• _Aim_:
Count how many lines in the material below hold the word "whole"; the reply is that number alone.

start

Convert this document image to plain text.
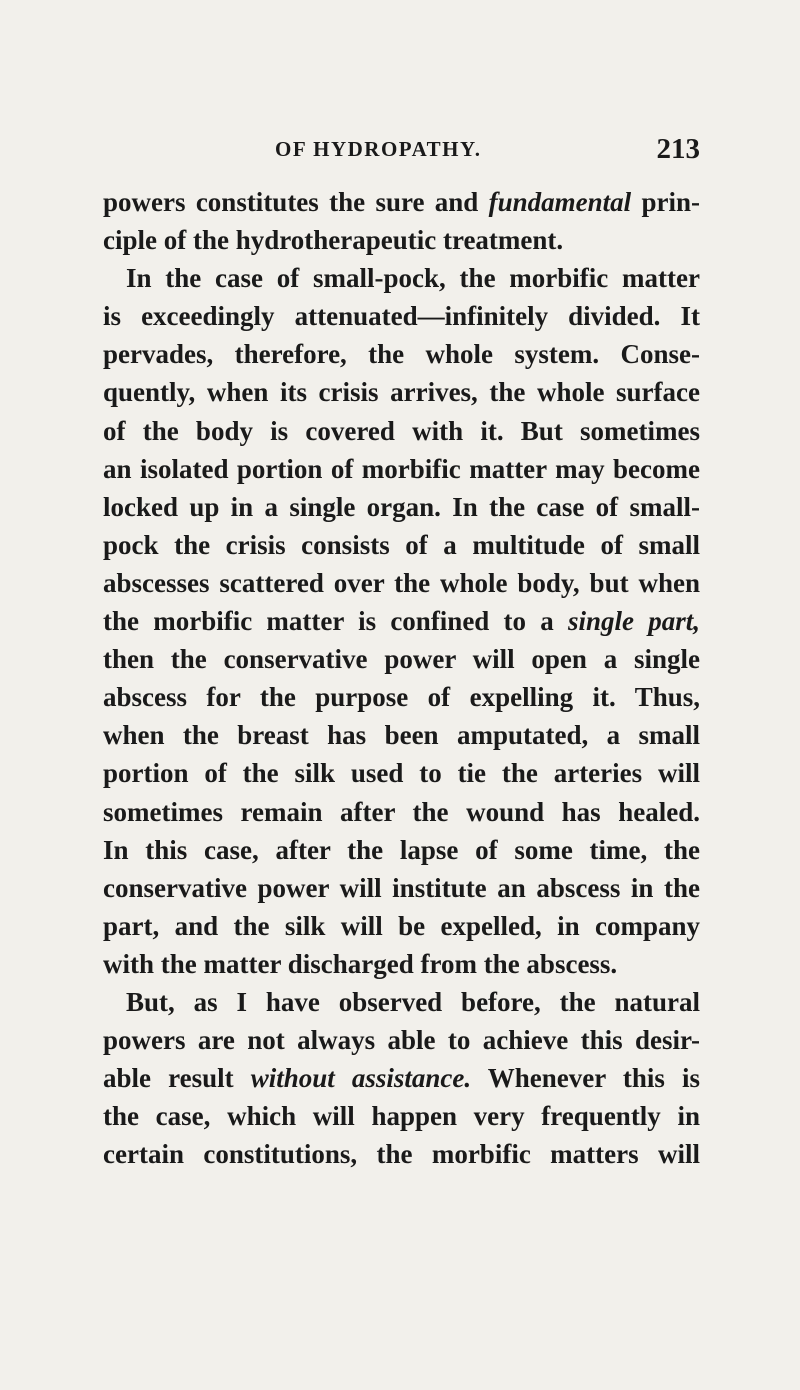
OF HYDROPATHY.	213
powers constitutes the sure and fundamental prin-
ciple of the hydrotherapeutic treatment.
In the case of small-pock, the morbific matter
is exceedingly attenuated—infinitely divided. It
pervades, therefore, the whole system. Conse-
quently, when its crisis arrives, the whole surface
of the body is covered with it. But sometimes
an isolated portion of morbific matter may become
locked up in a single organ. In the case of small-
pock the crisis consists of a multitude of small
abscesses scattered over the whole body, but when
the morbific matter is confined to a single part,
then the conservative power will open a single
abscess for the purpose of expelling it. Thus,
when the breast has been amputated, a small
portion of the silk used to tie the arteries will
sometimes remain after the wound has healed.
In this case, after the lapse of some time, the
conservative power will institute an abscess in the
part, and the silk will be expelled, in company
with the matter discharged from the abscess.
But, as I have observed before, the natural
powers are not always able to achieve this desir-
able result without assistance. Whenever this is
the case, which will happen very frequently in
certain constitutions, the morbific matters will
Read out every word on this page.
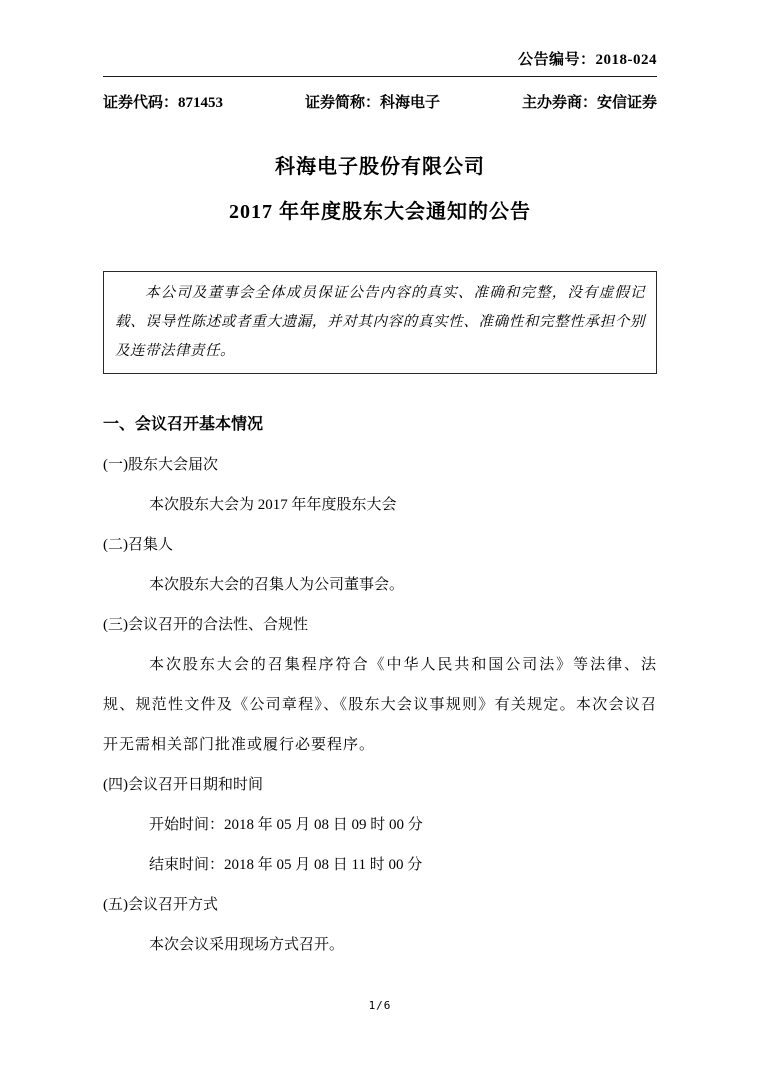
公告编号：2018-024
证券代码：871453	证券简称：科海电子	主办券商：安信证券
科海电子股份有限公司
2017 年年度股东大会通知的公告

本公司及董事会全体成员保证公告内容的真实、准确和完整，没有虚假记载、误导性陈述或者重大遗漏，并对其内容的真实性、准确性和完整性承担个别及连带法律责任。

一、会议召开基本情况

(一)股东大会届次

本次股东大会为 2017 年年度股东大会

(二)召集人

本次股东大会的召集人为公司董事会。

(三)会议召开的合法性、合规性

本次股东大会的召集程序符合《中华人民共和国公司法》等法律、法规、规范性文件及《公司章程》、《股东大会议事规则》有关规定。本次会议召开无需相关部门批准或履行必要程序。

(四)会议召开日期和时间

开始时间：2018 年 05 月 08 日 09 时 00 分

结束时间：2018 年 05 月 08 日 11 时 00 分

(五)会议召开方式

本次会议采用现场方式召开。

1/6
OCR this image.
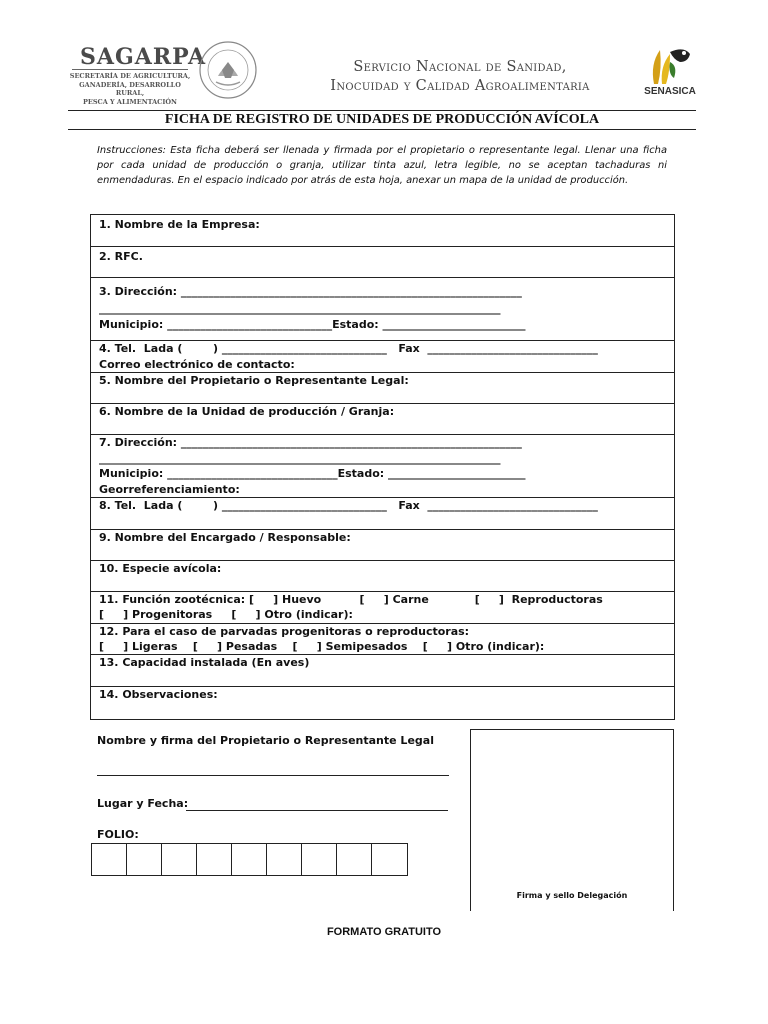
SAGARPA
SECRETARÍA DE AGRICULTURA,
GANADERÍA, DESARROLLO RURAL,
PESCA Y ALIMENTACIÓN
Servicio Nacional de Sanidad,
Inocuidad y Calidad Agroalimentaria	SENASICA
FICHA DE REGISTRO DE UNIDADES DE PRODUCCIÓN AVÍCOLA
Instrucciones: Esta ficha deberá ser llenada y firmada por el propietario o representante legal. Llenar una ficha por cada unidad de producción o granja, utilizar tinta azul, letra legible, no se aceptan tachaduras ni enmendaduras. En el espacio indicado por atrás de esta hoja, anexar un mapa de la unidad de producción.
1. Nombre de la Empresa:
2. RFC.
3. Dirección: ______________________________________________________________
_________________________________________________________________________
Municipio: ______________________________Estado: __________________________
4. Tel.  Lada (        ) ______________________________   Fax  _______________________________
Correo electrónico de contacto:
5. Nombre del Propietario o Representante Legal:
6. Nombre de la Unidad de producción / Granja:
7. Dirección: ______________________________________________________________
_________________________________________________________________________
Municipio: _______________________________Estado: _________________________
Georreferenciamiento:
8. Tel.  Lada (        ) ______________________________   Fax  _______________________________
9. Nombre del Encargado / Responsable:
10. Especie avícola:
11. Función zootécnica: [     ] Huevo          [     ] Carne            [     ]  Reproductoras
[     ] Progenitoras     [     ] Otro (indicar):
12. Para el caso de parvadas progenitoras o reproductoras:
[     ] Ligeras    [     ] Pesadas    [     ] Semipesados    [     ] Otro (indicar):
13. Capacidad instalada (En aves)
14. Observaciones:
Nombre y firma del Propietario o Representante Legal
Lugar y Fecha:
FOLIO:
Firma y sello Delegación
FORMATO GRATUITO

end

• _Exercise result_:
3